### Requirement
Copy the data precisely, character for character, and leave out every picture.

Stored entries

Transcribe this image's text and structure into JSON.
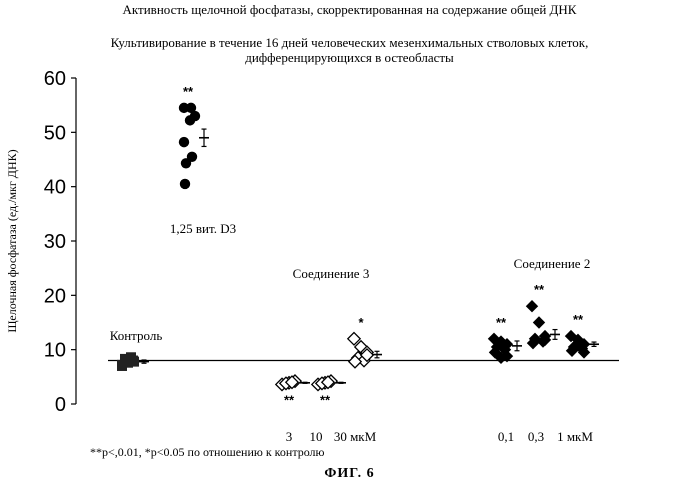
{
  "figure": {
    "title": "Активность щелочной фосфатазы, скорректированная на содержание общей ДНК",
    "subtitle_line1": "Культивирование в течение 16 дней человеческих мезенхимальных стволовых клеток,",
    "subtitle_line2": "дифференцирующихся в остеобласты",
    "footnote": "**p<,0.01, *p<0.05 по отношению к контролю",
    "caption": "ФИГ. 6"
  },
  "chart_data": {
    "type": "scatter",
    "title": "Активность щелочной фосфатазы, скорректированная на содержание общей ДНК",
    "subtitle": "Культивирование в течение 16 дней человеческих мезенхимальных стволовых клеток, дифференцирующихся в остеобласты",
    "ylabel": "Щелочная фосфатаза (ед./мкг ДНК)",
    "xlabel": "",
    "ylim": [
      0,
      60
    ],
    "yticks": [
      0,
      10,
      20,
      30,
      40,
      50,
      60
    ],
    "grid": false,
    "reference_line": {
      "y": 8.0
    },
    "group_labels": [
      "Контроль",
      "1,25 вит. D3",
      "Соединение 3",
      "Соединение 2"
    ],
    "x_tick_labels": [
      "3",
      "10",
      "30 мкМ",
      "0,1",
      "0,3",
      "1 мкМ"
    ],
    "groups": [
      {
        "label": "Контроль",
        "marker": "square",
        "significance": "",
        "values": [
          7.2,
          7.6,
          8.0,
          8.3,
          8.6,
          7.0,
          7.8,
          8.2
        ],
        "mean": 7.8,
        "error": 0.3
      },
      {
        "label": "1,25 вит. D3",
        "marker": "circle",
        "significance": "**",
        "values": [
          54.5,
          54.5,
          53.0,
          52.2,
          48.2,
          45.5,
          44.3,
          40.5
        ],
        "mean": 49.0,
        "error": 1.6
      },
      {
        "label": "3",
        "marker": "open-diamond",
        "significance": "**",
        "values": [
          3.6,
          3.9,
          4.2,
          3.8,
          4.0
        ],
        "mean": 3.9,
        "error": 0.1
      },
      {
        "label": "10",
        "marker": "open-diamond",
        "significance": "**",
        "values": [
          3.6,
          3.9,
          4.2,
          3.8,
          4.0
        ],
        "mean": 3.9,
        "error": 0.1
      },
      {
        "label": "30 мкМ",
        "marker": "open-diamond",
        "significance": "*",
        "values": [
          12.0,
          10.5,
          9.5,
          8.5,
          8.0,
          7.8,
          9.0
        ],
        "mean": 9.1,
        "error": 0.6
      },
      {
        "label": "0,1",
        "marker": "filled-diamond",
        "significance": "**",
        "values": [
          12.0,
          11.5,
          11.0,
          10.5,
          10.0,
          9.5,
          8.8,
          8.5
        ],
        "mean": 10.7,
        "error": 0.9
      },
      {
        "label": "0,3",
        "marker": "filled-diamond",
        "significance": "**",
        "values": [
          18.0,
          15.0,
          12.5,
          12.0,
          11.5,
          11.2,
          11.8
        ],
        "mean": 12.8,
        "error": 0.9
      },
      {
        "label": "1 мкМ",
        "marker": "filled-diamond",
        "significance": "**",
        "values": [
          12.5,
          11.8,
          11.0,
          10.5,
          10.2,
          9.8,
          9.5,
          10.8
        ],
        "mean": 11.0,
        "error": 0.4
      }
    ]
  }
}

### Problem solution
Transcribe this image's text and structure into JSON.
{
  "figure": {
    "title": "Активность щелочной фосфатазы, скорректированная на содержание общей ДНК",
    "subtitle_line1": "Культивирование в течение 16 дней человеческих мезенхимальных стволовых клеток,",
    "subtitle_line2": "дифференцирующихся в остеобласты",
    "footnote": "**p<,0.01, *p<0.05 по отношению к контролю",
    "caption": "ФИГ. 6"
  },
  "chart_data": {
    "type": "scatter",
    "title": "Активность щелочной фосфатазы, скорректированная на содержание общей ДНК",
    "subtitle": "Культивирование в течение 16 дней человеческих мезенхимальных стволовых клеток, дифференцирующихся в остеобласты",
    "ylabel": "Щелочная фосфатаза (ед./мкг ДНК)",
    "xlabel": "",
    "ylim": [
      0,
      60
    ],
    "yticks": [
      0,
      10,
      20,
      30,
      40,
      50,
      60
    ],
    "grid": false,
    "reference_line": {
      "y": 8.0
    },
    "group_labels": [
      "Контроль",
      "1,25 вит. D3",
      "Соединение 3",
      "Соединение 2"
    ],
    "x_tick_labels": [
      "3",
      "10",
      "30 мкМ",
      "0,1",
      "0,3",
      "1 мкМ"
    ],
    "groups": [
      {
        "label": "Контроль",
        "marker": "square",
        "significance": "",
        "values": [
          7.2,
          7.6,
          8.0,
          8.3,
          8.6,
          7.0,
          7.8,
          8.2
        ],
        "mean": 7.8,
        "error": 0.3
      },
      {
        "label": "1,25 вит. D3",
        "marker": "circle",
        "significance": "**",
        "values": [
          54.5,
          54.5,
          53.0,
          52.2,
          48.2,
          45.5,
          44.3,
          40.5
        ],
        "mean": 49.0,
        "error": 1.6
      },
      {
        "label": "3",
        "marker": "open-diamond",
        "significance": "**",
        "values": [
          3.6,
          3.9,
          4.2,
          3.8,
          4.0
        ],
        "mean": 3.9,
        "error": 0.1
      },
      {
        "label": "10",
        "marker": "open-diamond",
        "significance": "**",
        "values": [
          3.6,
          3.9,
          4.2,
          3.8,
          4.0
        ],
        "mean": 3.9,
        "error": 0.1
      },
      {
        "label": "30 мкМ",
        "marker": "open-diamond",
        "significance": "*",
        "values": [
          12.0,
          10.5,
          9.5,
          8.5,
          8.0,
          7.8,
          9.0
        ],
        "mean": 9.1,
        "error": 0.6
      },
      {
        "label": "0,1",
        "marker": "filled-diamond",
        "significance": "**",
        "values": [
          12.0,
          11.5,
          11.0,
          10.5,
          10.0,
          9.5,
          8.8,
          8.5
        ],
        "mean": 10.7,
        "error": 0.9
      },
      {
        "label": "0,3",
        "marker": "filled-diamond",
        "significance": "**",
        "values": [
          18.0,
          15.0,
          12.5,
          12.0,
          11.5,
          11.2,
          11.8
        ],
        "mean": 12.8,
        "error": 0.9
      },
      {
        "label": "1 мкМ",
        "marker": "filled-diamond",
        "significance": "**",
        "values": [
          12.5,
          11.8,
          11.0,
          10.5,
          10.2,
          9.8,
          9.5,
          10.8
        ],
        "mean": 11.0,
        "error": 0.4
      }
    ]
  }
}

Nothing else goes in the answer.